Teks untuk Dianalisis:
┌──

Konten hanyalah salah satu wujud dari produk industri kreatif yang memiliki banyak ragam. Indonesia sendiri disebut-sebut sebagai negara terbesar ketiga di industri kreatif dunia, setelah Amerika Serikat dan Korea Selatan.
Dari sisi pelaku bisnis industri kreatif, tercatat jumlanya sudah mencapai delapan juta. Maka boleh dibilang, kontribusi industri ini sudah cukup besar dalam hal penyediaan lapangan kerja. Tapi, kesadaran di lingkup industri hal memberikan perlindungan produk dari plagiasi masih terhitung lemah.
Itulah sebabnya, Menteri Pariwisata dan Ekonomi Kreatif (Parekraf) Sandiaga Uno berulangkali mengingatkan para pemangku kepentingan di sektor tersebut agar memperhatikan masalah Hak Kekayaan Intelektual (HaKI). Walau begitu, Menteri Sandiaga menyebut, sedikitnya ada tiga dari 17 subsektor ekonomi kreatif yang patut dibanggakan, karena sudah memberikan sumbangan besar bagi PDB.
Subsektor itu adalah fesyen, kuliner, dan kriya. Kuliner yang menduduki peringkat pertama dengan perolehan terbesar, yakni sebesar 41 persen. Lalu ada fesyen yang kontribusinya sebesar 17 persen dan kriya sebesar 14,9 persen.
Sementara itu bila dibedah lebih jauh lagi, tiga teratas untuk produk wisata dan ekonomi kreatif yang sekarang menjadi primadona wisatawan, antara lain, nature (wisata alam), active lifestyle (aktivitas keseharian), dan kuliner.
Melihat angka-angka peluang tersebut, Menko Perekonomian Airlangga Hartarto menegaskan, pemerintah perlu serius menggarap industri kreatif di Indonesia. Pelaku usaha tentunya lebih memahami dinamika yang terjadi di lapangan, sehingga kelak pemerintah akan lebih berperan sebagai fasilitator dan pemungkin (enabler) bagi terciptanya ekosistem yang kondusif.

└──

Perintah Kerja 1:
Menurut teks tentang industri kreatif Indonesia, subsektor apa yang menduduki peringkat pertama sumbangan bagi PDB, dan berapa persen kontribusinya?
Perintah Kerja 2:
Berdasarkan teks tentang industri kreatif Indonesia, jelaskan mengapa pemerintah kelak akan lebih berperan sebagai fasilitator dan pemungkin (enabler).
Perintah Kerja 3:
Lanjutkan teks tentang industri kreatif Indonesia, mulai setelah kalimat terakhirnya.

(Cuplikan dari sebuah dataset)
┌──

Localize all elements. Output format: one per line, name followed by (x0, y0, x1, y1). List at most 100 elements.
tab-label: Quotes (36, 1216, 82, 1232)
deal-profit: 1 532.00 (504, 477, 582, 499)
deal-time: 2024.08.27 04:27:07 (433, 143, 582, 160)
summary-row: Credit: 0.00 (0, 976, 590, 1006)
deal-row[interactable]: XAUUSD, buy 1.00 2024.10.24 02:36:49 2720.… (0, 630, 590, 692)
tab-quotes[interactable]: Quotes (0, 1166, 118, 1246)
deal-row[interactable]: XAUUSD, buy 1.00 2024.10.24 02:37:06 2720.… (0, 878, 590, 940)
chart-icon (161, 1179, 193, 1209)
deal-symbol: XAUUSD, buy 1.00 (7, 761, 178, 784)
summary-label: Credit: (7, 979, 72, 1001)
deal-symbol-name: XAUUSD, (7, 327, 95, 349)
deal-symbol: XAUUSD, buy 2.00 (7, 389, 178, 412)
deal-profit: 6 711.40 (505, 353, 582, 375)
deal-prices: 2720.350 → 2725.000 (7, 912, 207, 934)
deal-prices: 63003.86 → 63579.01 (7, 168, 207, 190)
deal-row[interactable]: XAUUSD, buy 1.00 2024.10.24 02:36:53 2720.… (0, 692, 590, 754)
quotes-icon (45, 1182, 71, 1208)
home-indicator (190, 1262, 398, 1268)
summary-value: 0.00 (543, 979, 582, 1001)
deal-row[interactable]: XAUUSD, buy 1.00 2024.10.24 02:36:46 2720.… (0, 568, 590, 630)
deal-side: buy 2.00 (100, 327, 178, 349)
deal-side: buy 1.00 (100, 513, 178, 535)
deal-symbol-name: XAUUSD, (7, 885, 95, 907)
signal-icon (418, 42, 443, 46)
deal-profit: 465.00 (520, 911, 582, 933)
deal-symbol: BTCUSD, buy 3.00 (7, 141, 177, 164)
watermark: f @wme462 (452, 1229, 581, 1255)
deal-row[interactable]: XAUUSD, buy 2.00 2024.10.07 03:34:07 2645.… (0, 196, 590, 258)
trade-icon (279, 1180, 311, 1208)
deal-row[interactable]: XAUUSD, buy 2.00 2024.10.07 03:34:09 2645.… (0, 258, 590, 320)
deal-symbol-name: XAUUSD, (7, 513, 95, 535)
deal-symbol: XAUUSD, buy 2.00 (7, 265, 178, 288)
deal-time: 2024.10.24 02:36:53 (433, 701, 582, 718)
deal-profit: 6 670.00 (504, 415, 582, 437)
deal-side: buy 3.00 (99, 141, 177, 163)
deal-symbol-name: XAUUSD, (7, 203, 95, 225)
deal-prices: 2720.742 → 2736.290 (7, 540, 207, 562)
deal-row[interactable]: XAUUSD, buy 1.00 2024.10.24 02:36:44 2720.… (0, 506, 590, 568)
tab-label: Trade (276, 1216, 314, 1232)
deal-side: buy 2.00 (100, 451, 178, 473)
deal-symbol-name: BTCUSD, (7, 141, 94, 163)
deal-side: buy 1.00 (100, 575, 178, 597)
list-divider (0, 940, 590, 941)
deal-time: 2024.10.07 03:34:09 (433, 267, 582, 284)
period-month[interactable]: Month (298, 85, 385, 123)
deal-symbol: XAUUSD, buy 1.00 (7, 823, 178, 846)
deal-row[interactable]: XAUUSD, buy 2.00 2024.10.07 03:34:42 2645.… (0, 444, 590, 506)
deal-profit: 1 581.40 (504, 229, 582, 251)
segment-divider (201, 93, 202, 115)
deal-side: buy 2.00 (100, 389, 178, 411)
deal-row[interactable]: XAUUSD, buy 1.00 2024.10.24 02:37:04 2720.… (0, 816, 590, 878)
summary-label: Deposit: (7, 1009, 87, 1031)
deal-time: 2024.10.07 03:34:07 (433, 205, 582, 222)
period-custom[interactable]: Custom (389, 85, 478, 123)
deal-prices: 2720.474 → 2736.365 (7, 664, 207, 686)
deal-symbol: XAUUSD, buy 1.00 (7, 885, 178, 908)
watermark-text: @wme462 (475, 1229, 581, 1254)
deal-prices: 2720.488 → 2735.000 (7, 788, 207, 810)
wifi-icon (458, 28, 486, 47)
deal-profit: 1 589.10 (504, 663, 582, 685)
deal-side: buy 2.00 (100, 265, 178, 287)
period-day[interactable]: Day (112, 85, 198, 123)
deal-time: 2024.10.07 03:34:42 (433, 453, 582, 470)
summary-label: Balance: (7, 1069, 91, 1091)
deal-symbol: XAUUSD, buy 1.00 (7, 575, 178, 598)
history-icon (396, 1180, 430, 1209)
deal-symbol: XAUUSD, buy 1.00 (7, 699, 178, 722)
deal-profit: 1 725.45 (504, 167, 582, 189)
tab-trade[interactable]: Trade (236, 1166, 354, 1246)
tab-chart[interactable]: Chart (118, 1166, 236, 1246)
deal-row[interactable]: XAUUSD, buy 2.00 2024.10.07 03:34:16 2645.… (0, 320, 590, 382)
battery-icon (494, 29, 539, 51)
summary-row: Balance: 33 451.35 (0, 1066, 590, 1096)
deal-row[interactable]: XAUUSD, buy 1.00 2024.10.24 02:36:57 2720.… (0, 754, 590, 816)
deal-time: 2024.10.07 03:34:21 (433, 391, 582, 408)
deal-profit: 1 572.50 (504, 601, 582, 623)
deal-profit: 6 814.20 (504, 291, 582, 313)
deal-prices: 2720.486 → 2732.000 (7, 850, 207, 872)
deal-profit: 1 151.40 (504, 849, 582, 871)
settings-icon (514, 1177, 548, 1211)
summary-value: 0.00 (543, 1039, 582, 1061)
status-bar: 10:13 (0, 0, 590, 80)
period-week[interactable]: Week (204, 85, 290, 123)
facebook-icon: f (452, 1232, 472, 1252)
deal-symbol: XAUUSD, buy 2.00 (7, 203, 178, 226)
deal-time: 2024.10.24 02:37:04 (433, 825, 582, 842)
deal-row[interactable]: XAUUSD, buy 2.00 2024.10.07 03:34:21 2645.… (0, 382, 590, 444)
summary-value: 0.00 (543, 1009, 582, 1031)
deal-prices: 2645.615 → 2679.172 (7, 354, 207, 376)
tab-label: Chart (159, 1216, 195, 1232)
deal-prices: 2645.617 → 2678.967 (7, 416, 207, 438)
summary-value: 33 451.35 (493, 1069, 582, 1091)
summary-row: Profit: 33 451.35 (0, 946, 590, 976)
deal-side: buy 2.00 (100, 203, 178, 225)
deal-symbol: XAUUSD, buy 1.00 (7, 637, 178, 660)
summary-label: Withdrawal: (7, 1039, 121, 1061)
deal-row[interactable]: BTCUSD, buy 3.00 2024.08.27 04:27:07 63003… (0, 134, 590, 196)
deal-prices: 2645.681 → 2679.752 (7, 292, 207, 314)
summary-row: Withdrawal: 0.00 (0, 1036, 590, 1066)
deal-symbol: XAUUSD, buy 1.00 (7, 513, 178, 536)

└──

Bagian Jawaban 1:
Kuliner, dengan kontribusi sebesar 41 persen.

Bagian Jawaban 2:
Pelaku usaha dinilai lebih memahami dinamika yang terjadi di lapangan. Karena itu, peran pemerintah diarahkan sebagai fasilitator dan pemungkin bagi terciptanya ekosistem yang kondusif.

Bagian Jawaban 3:
“Pemerintah akan mendukung, apalagi hal ini juga terkait dengan pengembangan SDM dan sesuai dengan momentum digitalisasi,” ujarnya dalam satu kesempatan.
Harus diakui, industri kreatif telah berkembang dengan pesat. Dalam rangka mendorong terus berkembangnya industri itulah, pemerintah belum lama ini menerbitkan Peraturan Pemerintah (PP) nomor 24 tahun 2022 tentang Ekonomi Kreatif, tepatnya pada 12 Juli 2022.
PP yang diteken Presiden Joko Widodo itu tentu memberi harapan kepada pelaku ekonomi kreatif untuk mendapatkan kemudahan pembiayaan atau kredit dari lembaga keuangan. Sebab melalui PP itu juga, pemerintah berencana memberikan insentif kepada pelaku ekonomi kreatif agar dapat mengakses pembiayaan dari jasa keuangan.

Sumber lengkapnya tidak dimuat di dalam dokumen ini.